##### Records shown

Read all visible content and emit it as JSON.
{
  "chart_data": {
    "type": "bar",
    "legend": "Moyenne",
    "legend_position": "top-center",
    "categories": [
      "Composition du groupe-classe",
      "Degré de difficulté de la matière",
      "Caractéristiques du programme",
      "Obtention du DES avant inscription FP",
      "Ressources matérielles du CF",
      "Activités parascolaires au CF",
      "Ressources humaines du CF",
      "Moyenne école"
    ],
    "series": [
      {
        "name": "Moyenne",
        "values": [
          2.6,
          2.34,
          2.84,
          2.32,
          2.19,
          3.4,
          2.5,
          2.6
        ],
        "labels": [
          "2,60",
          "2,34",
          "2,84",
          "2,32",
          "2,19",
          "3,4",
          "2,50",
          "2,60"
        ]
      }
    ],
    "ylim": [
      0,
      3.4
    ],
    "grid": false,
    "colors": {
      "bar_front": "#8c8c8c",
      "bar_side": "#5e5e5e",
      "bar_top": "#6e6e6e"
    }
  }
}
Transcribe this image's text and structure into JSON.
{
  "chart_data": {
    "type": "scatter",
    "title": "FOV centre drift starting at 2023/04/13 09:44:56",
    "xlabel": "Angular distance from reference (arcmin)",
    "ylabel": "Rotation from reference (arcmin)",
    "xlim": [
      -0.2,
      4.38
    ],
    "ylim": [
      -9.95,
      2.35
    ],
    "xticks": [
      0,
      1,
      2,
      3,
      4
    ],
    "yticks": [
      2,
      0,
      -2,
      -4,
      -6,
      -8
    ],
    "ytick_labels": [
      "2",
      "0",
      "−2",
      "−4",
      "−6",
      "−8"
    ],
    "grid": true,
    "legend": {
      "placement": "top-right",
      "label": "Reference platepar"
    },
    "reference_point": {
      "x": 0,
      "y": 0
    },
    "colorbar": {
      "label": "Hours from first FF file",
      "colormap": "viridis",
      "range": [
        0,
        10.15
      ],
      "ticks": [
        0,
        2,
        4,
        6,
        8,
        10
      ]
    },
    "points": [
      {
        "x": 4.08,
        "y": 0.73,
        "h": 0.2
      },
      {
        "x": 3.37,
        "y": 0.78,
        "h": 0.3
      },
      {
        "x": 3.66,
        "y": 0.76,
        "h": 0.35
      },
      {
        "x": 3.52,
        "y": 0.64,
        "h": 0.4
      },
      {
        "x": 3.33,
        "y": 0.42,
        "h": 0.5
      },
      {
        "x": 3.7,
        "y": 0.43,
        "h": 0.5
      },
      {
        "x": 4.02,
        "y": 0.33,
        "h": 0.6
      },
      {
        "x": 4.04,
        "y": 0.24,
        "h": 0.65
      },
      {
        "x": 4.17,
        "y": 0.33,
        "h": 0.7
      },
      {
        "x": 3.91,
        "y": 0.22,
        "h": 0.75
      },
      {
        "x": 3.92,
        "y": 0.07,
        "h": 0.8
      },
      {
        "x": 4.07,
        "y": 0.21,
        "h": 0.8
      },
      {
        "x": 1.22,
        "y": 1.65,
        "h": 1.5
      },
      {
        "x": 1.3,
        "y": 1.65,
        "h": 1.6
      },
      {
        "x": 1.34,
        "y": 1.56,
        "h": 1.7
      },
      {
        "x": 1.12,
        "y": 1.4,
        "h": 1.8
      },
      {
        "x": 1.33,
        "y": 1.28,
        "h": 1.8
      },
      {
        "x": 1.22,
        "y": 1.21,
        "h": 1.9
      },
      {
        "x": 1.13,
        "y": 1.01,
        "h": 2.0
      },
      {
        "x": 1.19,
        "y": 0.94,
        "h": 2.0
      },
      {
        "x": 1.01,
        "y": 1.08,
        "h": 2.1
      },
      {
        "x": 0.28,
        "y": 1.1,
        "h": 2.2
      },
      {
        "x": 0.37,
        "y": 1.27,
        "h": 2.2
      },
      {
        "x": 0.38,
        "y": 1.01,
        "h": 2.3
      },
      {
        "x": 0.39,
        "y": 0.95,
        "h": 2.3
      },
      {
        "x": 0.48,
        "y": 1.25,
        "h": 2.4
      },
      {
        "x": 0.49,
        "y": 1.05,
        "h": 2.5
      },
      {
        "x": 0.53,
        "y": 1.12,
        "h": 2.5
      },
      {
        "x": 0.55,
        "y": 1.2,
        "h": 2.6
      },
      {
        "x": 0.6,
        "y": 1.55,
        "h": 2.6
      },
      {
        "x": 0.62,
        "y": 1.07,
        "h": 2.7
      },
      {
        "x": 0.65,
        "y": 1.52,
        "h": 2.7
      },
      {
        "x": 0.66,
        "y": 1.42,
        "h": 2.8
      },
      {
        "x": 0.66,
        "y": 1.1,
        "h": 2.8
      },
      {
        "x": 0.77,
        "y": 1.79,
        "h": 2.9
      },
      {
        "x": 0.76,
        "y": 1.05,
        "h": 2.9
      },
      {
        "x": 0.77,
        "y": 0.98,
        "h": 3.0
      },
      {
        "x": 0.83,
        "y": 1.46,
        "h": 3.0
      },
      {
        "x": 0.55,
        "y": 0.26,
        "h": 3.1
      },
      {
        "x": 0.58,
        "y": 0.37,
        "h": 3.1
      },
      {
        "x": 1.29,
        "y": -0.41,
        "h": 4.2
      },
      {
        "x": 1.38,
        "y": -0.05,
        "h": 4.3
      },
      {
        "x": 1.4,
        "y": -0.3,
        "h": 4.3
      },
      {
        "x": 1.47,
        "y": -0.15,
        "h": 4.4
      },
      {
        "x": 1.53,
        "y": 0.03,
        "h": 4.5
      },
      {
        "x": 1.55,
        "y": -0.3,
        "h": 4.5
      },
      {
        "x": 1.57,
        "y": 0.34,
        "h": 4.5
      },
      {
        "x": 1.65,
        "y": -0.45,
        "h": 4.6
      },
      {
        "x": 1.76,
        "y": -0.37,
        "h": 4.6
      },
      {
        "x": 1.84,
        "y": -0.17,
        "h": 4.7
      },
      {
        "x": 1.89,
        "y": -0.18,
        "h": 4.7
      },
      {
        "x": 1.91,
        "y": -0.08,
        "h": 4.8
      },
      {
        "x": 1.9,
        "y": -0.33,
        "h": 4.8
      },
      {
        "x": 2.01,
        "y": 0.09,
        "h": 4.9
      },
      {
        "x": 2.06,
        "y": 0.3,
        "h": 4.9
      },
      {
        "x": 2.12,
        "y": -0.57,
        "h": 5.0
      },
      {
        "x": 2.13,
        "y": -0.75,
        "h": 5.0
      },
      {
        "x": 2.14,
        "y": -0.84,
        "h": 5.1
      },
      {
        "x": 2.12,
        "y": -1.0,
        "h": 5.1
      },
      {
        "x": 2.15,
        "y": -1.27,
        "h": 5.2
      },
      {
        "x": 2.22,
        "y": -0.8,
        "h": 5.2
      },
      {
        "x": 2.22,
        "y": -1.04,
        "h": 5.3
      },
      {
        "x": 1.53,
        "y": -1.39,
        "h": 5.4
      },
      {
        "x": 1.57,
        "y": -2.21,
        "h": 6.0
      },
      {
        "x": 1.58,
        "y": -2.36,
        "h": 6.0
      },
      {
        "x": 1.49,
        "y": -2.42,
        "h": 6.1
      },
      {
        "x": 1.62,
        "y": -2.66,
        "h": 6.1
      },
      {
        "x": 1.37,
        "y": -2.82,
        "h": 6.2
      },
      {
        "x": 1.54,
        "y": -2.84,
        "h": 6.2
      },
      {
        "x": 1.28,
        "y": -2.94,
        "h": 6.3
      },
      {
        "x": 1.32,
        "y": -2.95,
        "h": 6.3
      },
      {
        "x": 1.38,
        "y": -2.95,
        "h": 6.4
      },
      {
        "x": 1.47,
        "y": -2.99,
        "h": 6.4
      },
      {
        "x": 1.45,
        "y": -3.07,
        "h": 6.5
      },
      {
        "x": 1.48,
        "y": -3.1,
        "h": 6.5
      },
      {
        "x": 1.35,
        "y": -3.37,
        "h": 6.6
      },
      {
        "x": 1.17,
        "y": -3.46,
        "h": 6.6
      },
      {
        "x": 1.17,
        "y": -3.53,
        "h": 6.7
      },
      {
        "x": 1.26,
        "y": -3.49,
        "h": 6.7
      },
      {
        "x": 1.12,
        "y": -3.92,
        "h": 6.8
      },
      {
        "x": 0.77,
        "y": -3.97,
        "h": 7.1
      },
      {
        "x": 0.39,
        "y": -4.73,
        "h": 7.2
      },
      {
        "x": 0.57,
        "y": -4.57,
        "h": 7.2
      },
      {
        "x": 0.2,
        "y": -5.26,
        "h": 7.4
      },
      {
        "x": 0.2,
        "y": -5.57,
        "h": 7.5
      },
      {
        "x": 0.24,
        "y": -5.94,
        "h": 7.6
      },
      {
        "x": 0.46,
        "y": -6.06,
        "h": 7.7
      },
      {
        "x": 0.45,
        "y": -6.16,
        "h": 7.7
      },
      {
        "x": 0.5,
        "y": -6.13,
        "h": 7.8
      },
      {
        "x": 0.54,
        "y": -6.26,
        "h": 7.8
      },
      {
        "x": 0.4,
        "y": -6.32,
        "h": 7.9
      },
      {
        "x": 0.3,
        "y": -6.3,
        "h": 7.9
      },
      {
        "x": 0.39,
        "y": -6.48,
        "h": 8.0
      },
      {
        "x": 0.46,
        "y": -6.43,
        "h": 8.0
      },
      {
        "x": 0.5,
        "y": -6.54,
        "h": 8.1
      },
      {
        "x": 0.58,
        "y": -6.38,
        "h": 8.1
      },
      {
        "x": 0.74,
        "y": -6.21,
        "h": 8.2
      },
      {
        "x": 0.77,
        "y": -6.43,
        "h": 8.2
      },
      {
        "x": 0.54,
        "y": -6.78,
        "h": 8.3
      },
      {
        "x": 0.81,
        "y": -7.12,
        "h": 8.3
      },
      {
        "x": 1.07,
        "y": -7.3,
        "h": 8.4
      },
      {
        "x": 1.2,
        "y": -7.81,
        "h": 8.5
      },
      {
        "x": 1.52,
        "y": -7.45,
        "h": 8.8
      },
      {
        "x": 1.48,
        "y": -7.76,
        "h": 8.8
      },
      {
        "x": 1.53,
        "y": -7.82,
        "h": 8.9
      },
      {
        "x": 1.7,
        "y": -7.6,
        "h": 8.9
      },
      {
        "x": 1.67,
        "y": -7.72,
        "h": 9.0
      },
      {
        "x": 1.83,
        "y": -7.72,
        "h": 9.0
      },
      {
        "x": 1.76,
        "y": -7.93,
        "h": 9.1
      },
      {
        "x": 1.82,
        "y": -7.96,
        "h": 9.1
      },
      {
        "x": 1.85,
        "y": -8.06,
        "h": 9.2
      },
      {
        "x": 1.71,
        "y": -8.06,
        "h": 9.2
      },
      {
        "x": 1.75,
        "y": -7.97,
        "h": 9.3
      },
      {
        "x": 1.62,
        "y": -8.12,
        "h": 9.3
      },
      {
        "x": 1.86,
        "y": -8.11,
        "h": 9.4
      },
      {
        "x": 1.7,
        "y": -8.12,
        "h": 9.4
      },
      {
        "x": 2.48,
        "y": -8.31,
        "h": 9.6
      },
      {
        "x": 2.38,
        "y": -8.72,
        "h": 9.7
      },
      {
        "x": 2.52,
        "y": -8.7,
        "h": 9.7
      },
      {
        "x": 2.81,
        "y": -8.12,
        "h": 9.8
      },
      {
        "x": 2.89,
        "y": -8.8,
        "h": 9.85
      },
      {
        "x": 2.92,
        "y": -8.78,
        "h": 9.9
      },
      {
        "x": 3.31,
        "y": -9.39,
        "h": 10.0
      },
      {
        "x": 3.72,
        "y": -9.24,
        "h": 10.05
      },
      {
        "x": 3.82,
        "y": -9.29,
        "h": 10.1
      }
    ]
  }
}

##########

Read through the lines above and collect those that contain the string "Ressources".

      "Ressources matérielles du CF",
      "Ressources humaines du CF",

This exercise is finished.